*Instruction*: Copy every line from the data below in which the string "image" can be found.
#### Data to use ####
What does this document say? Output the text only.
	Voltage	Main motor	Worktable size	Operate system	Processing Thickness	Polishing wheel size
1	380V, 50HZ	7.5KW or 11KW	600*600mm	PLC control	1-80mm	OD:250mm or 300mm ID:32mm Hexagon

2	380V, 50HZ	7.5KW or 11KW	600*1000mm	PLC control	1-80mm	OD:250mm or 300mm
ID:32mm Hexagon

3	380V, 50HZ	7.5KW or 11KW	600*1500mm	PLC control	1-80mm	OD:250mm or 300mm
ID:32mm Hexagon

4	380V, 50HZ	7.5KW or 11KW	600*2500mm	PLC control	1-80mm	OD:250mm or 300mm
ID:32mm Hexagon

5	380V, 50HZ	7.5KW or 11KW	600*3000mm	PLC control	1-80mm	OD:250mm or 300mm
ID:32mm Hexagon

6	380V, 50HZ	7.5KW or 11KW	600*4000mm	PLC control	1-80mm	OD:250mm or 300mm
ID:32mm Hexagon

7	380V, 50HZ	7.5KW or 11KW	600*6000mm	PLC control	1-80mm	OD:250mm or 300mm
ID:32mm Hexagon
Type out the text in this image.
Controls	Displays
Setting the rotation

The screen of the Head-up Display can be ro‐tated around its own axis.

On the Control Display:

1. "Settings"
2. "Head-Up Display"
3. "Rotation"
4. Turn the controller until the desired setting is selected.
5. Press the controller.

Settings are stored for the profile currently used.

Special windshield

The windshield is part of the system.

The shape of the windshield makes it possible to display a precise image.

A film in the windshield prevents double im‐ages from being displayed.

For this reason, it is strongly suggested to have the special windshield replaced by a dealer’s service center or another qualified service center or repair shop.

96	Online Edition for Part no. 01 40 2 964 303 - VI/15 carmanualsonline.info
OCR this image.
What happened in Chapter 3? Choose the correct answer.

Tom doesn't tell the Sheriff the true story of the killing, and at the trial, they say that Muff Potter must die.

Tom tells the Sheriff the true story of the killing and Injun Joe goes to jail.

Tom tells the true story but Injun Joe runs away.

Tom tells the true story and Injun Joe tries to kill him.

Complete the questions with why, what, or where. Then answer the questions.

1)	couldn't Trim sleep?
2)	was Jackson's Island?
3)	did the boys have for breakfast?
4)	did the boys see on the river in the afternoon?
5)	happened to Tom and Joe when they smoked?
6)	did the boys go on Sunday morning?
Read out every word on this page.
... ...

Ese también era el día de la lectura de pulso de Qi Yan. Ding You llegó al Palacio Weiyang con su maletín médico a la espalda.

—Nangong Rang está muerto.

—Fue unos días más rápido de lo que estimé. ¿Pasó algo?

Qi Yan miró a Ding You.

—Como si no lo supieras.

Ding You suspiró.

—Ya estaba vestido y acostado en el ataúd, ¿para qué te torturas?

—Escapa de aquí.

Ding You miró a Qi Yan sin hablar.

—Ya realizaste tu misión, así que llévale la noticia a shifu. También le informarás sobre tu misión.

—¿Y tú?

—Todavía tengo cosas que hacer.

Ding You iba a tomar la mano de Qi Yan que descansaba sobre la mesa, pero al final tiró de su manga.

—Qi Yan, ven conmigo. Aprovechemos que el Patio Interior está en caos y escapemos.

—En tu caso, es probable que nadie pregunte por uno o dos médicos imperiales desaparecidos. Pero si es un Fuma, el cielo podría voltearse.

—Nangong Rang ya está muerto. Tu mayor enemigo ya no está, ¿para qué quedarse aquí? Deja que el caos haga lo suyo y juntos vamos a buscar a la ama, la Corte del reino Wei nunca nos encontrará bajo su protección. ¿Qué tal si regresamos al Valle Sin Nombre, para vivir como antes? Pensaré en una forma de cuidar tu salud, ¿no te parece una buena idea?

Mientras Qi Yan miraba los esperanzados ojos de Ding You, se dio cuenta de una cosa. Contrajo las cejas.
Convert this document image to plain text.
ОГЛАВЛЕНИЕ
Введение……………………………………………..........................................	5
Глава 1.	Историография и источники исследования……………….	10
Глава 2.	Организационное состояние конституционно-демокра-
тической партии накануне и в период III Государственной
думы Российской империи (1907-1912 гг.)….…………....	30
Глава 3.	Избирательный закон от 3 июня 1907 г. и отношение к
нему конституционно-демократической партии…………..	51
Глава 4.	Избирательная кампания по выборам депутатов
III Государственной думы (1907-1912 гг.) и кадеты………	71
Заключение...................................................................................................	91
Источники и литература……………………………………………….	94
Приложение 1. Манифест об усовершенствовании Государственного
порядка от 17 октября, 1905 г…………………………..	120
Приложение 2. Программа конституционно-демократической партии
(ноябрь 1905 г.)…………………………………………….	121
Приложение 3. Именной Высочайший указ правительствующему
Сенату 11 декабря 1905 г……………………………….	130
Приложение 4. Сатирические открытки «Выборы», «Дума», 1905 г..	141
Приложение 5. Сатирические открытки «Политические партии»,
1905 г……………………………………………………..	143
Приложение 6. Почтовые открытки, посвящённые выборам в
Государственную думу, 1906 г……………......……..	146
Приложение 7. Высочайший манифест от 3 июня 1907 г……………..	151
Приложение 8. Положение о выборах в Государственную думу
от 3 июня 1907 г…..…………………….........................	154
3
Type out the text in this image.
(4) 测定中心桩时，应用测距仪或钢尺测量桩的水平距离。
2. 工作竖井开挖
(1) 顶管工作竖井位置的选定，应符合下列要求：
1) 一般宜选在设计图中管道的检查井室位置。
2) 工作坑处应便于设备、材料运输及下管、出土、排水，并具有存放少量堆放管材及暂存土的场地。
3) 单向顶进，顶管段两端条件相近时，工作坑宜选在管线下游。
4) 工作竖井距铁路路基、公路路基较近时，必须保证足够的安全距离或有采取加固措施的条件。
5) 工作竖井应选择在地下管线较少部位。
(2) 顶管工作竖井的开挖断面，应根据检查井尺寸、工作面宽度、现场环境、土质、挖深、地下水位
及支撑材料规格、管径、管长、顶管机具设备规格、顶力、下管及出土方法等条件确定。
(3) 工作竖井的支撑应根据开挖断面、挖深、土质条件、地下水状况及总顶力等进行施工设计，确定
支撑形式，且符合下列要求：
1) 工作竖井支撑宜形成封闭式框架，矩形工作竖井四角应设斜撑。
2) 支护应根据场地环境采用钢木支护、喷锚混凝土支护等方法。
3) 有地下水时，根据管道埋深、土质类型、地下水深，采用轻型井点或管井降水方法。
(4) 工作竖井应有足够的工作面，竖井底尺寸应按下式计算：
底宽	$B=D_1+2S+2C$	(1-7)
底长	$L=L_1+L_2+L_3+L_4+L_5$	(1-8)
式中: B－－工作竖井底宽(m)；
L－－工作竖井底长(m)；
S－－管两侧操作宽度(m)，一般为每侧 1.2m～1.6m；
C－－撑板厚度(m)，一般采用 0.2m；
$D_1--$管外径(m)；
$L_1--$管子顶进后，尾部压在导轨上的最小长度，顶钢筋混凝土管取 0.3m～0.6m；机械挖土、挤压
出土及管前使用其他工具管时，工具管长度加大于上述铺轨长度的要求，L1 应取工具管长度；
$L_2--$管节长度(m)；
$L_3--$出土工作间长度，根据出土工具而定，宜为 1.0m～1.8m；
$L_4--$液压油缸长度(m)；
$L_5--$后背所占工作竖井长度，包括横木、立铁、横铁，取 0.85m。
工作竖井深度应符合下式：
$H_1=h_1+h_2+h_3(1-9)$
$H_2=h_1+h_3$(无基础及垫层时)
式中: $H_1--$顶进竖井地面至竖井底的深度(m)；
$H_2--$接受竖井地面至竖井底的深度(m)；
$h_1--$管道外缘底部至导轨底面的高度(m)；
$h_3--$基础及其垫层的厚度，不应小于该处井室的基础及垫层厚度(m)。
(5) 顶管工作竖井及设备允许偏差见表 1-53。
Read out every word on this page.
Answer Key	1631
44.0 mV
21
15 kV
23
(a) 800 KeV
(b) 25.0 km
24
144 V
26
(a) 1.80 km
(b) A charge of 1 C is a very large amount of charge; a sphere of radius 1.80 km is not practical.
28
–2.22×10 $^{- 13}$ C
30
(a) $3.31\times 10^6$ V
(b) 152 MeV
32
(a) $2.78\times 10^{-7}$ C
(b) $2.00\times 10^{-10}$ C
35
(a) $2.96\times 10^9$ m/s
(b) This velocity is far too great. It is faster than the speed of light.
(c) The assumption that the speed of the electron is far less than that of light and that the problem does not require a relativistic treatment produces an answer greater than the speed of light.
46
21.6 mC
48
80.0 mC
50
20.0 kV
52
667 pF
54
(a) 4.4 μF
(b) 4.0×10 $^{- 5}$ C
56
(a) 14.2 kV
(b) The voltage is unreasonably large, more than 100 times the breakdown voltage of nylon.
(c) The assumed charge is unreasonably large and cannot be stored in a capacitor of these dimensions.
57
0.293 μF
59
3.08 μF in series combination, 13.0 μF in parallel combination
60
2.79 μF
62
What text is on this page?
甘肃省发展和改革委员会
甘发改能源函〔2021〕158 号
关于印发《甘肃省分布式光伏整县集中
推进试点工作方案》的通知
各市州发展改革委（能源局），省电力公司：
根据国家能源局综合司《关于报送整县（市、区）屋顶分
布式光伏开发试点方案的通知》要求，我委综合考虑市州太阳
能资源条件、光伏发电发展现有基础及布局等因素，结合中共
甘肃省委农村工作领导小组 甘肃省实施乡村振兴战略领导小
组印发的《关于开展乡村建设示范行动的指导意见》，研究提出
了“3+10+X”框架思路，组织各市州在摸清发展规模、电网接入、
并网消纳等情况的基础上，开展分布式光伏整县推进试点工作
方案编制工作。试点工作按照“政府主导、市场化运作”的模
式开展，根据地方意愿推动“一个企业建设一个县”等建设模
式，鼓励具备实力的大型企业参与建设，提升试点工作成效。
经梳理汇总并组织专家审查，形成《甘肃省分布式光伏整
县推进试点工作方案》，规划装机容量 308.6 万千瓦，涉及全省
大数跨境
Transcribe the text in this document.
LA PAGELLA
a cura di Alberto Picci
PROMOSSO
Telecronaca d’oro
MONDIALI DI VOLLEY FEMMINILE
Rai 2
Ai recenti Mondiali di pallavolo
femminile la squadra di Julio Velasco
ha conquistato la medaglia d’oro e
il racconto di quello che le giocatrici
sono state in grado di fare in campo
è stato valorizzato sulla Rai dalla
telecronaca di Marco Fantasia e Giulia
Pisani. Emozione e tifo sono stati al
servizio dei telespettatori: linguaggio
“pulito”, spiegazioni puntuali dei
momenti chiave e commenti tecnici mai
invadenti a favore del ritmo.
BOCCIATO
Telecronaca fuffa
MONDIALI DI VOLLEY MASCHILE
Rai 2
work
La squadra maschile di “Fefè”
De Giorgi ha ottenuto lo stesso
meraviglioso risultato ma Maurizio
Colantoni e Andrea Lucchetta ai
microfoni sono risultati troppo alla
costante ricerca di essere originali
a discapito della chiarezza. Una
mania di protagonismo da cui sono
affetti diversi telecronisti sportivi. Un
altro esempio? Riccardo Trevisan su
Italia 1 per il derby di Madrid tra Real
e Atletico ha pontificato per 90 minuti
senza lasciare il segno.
####
*Completed exercise*:
Type out the text in this image.
The shape of the windshield makes it possible to display a precise image.
OCR this image.
Convert this document image to plain text.
Type out the text in this image.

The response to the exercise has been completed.